=== Aim of the task ===
Set out every line bearing the string "name".

Records from a dataset

>> START

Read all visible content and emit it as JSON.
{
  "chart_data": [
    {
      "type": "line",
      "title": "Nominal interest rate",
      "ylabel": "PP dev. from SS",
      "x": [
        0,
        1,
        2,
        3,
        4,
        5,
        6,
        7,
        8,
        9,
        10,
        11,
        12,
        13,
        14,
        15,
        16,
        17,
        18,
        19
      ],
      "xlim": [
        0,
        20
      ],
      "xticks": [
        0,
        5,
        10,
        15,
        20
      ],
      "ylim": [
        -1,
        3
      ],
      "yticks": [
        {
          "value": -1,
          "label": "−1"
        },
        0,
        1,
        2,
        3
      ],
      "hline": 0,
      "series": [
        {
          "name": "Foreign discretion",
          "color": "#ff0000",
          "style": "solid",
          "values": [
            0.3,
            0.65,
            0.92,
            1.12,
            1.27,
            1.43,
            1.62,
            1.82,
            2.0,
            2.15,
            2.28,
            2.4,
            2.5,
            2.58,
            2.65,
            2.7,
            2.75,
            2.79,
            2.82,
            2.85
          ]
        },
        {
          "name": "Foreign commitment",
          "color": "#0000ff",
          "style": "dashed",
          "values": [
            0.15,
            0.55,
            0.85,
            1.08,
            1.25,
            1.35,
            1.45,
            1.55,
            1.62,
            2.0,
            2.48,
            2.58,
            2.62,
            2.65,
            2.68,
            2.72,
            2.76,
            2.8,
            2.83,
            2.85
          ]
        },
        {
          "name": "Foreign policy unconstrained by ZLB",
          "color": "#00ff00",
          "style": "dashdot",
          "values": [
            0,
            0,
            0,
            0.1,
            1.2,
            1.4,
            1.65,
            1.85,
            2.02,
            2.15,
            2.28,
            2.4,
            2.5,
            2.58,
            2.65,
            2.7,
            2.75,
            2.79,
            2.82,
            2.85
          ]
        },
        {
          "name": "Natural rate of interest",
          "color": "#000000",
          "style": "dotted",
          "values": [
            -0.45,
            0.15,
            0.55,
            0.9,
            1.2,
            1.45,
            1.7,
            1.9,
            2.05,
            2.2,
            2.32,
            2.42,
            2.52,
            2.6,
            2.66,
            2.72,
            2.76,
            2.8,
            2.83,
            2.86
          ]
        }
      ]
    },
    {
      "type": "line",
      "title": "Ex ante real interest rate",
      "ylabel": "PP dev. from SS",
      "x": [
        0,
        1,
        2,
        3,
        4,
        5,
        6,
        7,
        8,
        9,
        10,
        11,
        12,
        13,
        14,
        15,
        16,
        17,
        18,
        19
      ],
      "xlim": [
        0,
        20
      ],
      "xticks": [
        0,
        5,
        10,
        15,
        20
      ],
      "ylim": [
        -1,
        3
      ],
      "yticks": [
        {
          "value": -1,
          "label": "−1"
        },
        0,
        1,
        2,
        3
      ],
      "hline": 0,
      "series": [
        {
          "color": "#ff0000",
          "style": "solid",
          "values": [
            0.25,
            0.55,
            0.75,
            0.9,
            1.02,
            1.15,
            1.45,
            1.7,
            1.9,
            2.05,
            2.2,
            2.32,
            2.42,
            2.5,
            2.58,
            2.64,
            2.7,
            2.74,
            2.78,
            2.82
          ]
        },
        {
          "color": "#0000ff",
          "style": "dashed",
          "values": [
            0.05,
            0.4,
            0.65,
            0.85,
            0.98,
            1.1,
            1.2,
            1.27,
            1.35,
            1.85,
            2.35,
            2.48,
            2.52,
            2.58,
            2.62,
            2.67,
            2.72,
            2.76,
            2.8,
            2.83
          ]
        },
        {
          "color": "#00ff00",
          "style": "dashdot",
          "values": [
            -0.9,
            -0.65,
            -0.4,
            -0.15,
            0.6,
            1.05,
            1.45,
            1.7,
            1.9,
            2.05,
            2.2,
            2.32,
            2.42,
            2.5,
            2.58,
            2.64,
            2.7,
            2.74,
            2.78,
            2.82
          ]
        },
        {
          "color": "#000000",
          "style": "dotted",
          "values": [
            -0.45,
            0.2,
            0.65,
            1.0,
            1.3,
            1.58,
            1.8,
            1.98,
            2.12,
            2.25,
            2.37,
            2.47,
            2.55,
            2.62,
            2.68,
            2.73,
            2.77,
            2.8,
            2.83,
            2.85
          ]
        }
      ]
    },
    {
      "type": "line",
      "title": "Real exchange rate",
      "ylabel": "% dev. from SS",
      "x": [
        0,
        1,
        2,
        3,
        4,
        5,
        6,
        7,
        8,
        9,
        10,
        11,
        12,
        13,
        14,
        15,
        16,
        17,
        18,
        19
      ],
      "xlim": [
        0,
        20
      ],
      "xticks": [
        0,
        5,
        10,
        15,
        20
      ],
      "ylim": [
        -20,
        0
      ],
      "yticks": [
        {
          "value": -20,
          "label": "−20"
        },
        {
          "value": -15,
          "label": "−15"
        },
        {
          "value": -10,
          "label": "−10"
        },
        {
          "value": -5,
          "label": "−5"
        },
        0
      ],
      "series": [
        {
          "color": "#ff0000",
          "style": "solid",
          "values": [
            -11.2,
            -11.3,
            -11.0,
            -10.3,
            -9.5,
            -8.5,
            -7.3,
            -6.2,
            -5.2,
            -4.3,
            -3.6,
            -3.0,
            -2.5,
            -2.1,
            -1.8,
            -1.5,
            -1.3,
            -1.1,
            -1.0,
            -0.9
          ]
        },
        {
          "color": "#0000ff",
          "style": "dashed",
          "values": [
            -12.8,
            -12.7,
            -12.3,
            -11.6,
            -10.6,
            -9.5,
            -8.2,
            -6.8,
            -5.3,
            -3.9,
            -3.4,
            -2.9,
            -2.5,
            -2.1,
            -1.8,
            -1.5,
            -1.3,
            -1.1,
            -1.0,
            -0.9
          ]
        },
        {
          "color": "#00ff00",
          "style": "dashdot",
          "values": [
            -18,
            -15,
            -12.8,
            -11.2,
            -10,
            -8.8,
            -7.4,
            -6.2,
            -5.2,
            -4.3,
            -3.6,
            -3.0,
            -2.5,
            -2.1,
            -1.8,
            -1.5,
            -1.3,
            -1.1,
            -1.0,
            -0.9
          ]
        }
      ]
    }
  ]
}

>> END

=== Response to the task ===
          "name": "Foreign discretion",
          "name": "Foreign commitment",
          "name": "Foreign policy unconstrained by ZLB",
          "name": "Natural rate of interest",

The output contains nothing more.